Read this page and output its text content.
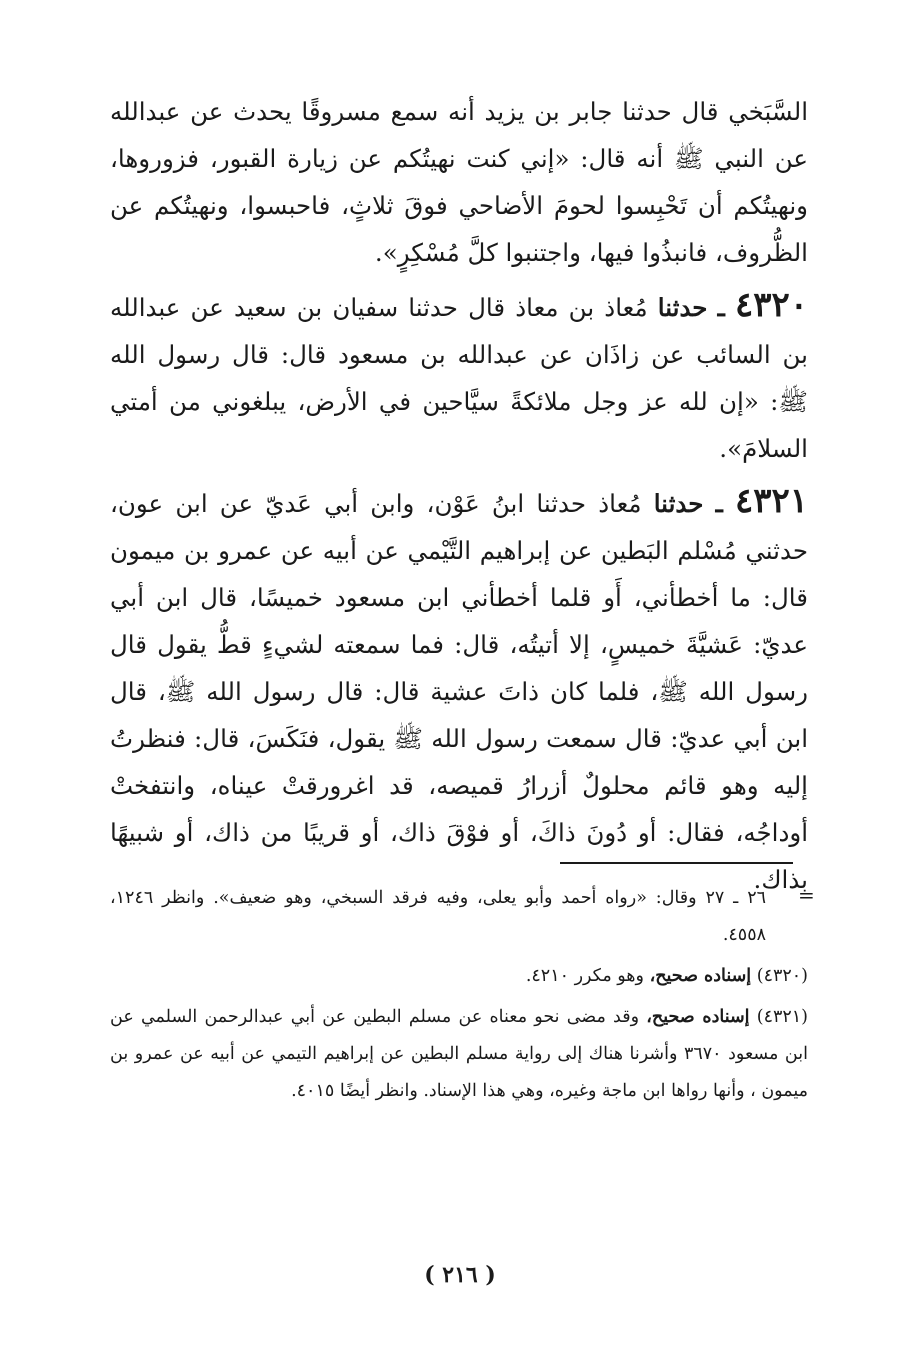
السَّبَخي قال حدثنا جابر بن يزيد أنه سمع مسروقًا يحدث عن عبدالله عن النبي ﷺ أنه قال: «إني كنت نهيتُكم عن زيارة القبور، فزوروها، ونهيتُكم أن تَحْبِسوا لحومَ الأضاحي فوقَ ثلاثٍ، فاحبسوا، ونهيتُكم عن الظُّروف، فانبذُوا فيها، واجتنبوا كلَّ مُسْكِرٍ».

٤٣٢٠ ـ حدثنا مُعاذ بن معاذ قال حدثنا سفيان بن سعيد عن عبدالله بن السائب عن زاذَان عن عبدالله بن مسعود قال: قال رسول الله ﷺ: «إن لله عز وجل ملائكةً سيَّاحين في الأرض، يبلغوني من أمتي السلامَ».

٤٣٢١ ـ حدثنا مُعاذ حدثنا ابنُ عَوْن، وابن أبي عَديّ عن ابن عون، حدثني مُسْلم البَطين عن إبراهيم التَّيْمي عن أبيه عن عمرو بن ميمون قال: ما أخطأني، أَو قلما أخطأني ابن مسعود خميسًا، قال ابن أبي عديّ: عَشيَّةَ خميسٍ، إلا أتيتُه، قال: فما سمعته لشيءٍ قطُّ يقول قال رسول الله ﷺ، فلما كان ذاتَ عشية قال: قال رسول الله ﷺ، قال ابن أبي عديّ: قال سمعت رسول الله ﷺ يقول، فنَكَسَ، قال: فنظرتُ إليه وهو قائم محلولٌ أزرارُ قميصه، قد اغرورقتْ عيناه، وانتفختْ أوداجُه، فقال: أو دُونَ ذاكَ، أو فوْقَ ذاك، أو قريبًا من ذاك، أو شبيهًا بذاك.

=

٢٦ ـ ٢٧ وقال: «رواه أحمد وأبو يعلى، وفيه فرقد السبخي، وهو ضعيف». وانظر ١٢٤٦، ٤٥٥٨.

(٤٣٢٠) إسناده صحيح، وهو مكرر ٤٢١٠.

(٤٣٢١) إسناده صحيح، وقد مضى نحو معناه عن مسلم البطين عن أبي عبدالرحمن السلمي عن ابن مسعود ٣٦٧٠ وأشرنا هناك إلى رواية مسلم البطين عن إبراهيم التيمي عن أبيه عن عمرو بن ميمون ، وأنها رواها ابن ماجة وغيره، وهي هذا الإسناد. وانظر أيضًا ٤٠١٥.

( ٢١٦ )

------

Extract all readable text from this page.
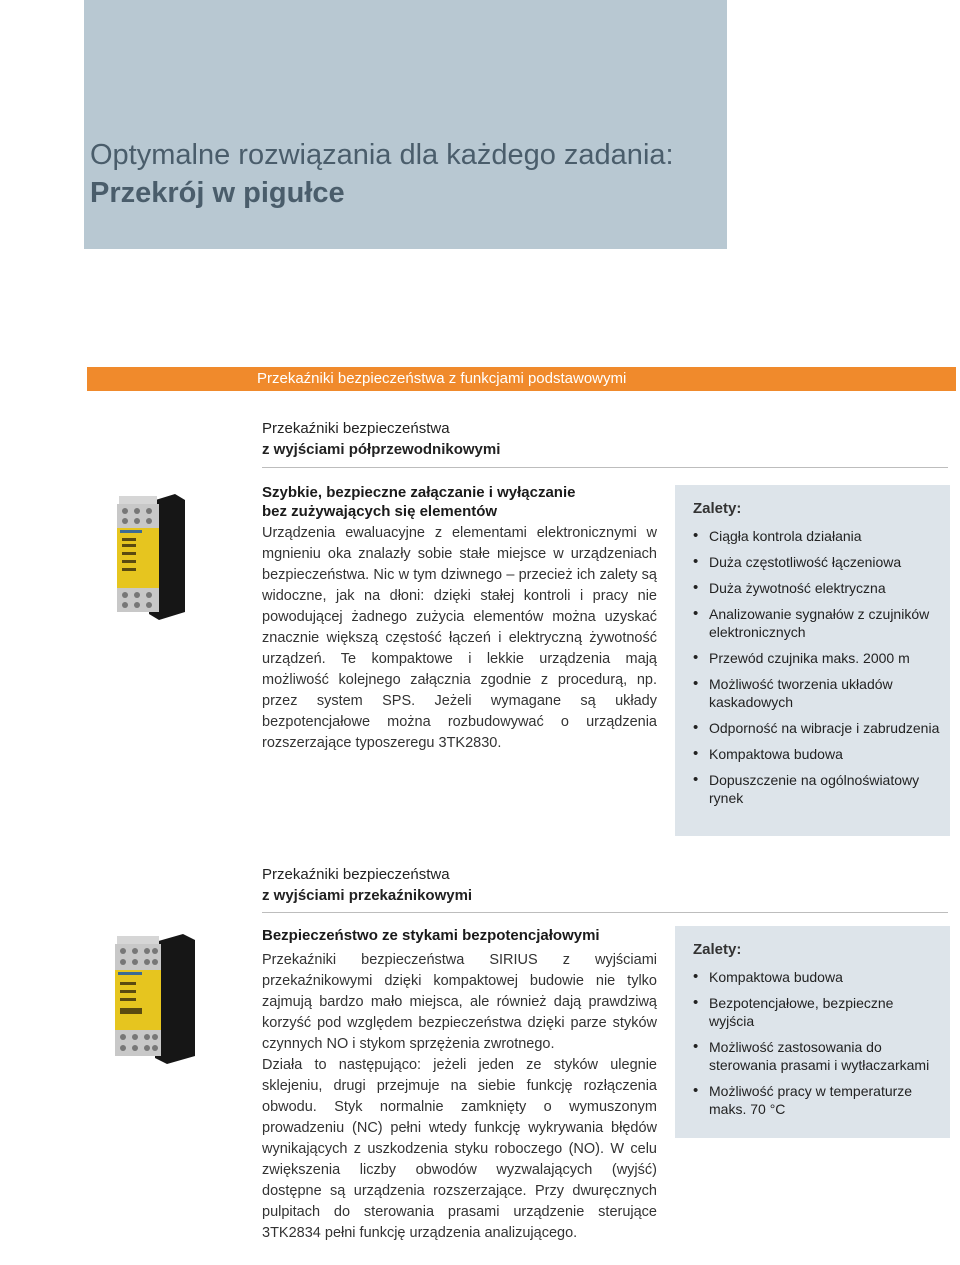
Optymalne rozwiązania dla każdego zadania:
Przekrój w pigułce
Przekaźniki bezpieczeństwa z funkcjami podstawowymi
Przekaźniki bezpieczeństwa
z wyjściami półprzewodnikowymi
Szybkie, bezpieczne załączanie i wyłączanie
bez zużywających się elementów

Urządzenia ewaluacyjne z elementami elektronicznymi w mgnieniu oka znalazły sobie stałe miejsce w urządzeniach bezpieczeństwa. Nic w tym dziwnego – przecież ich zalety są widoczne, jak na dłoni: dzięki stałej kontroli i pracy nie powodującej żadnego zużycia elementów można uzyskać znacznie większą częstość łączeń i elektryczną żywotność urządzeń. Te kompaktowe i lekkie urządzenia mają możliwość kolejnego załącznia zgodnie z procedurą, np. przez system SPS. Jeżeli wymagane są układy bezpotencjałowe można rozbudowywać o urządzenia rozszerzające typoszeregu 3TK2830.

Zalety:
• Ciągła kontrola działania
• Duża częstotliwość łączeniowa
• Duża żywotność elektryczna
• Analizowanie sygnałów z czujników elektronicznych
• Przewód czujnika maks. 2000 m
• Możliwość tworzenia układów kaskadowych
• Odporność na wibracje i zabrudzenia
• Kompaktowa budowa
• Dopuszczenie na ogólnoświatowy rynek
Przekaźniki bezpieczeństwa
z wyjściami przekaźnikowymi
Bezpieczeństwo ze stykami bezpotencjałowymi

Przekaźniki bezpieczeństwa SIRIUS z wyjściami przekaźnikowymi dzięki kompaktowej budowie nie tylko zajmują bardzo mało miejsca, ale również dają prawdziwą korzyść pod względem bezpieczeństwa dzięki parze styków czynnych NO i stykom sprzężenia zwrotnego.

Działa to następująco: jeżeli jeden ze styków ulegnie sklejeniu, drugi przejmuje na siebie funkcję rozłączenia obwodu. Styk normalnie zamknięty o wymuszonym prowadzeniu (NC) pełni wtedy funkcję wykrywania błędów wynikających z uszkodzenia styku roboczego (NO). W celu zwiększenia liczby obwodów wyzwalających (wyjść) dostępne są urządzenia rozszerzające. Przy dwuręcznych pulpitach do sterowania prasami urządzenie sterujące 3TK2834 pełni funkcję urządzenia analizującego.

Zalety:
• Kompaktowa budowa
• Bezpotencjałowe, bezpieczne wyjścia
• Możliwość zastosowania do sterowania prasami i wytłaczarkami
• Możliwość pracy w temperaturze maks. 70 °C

------

TASK DESCRIPTION
Copy each line from the records above that includes the string "وانظر".

SOLVED PROBLEM
٢٦ ـ ٢٧ وقال: «رواه أحمد وأبو يعلى، وفيه فرقد السبخي، وهو ضعيف». وانظر ١٢٤٦، ٤٥٥٨.
(٤٣٢١) إسناده صحيح، وقد مضى نحو معناه عن مسلم البطين عن أبي عبدالرحمن السلمي عن ابن مسعود ٣٦٧٠ وأشرنا هناك إلى رواية مسلم البطين عن إبراهيم التيمي عن أبيه عن عمرو بن ميمون ، وأنها رواها ابن ماجة وغيره، وهي هذا الإسناد. وانظر أيضًا ٤٠١٥.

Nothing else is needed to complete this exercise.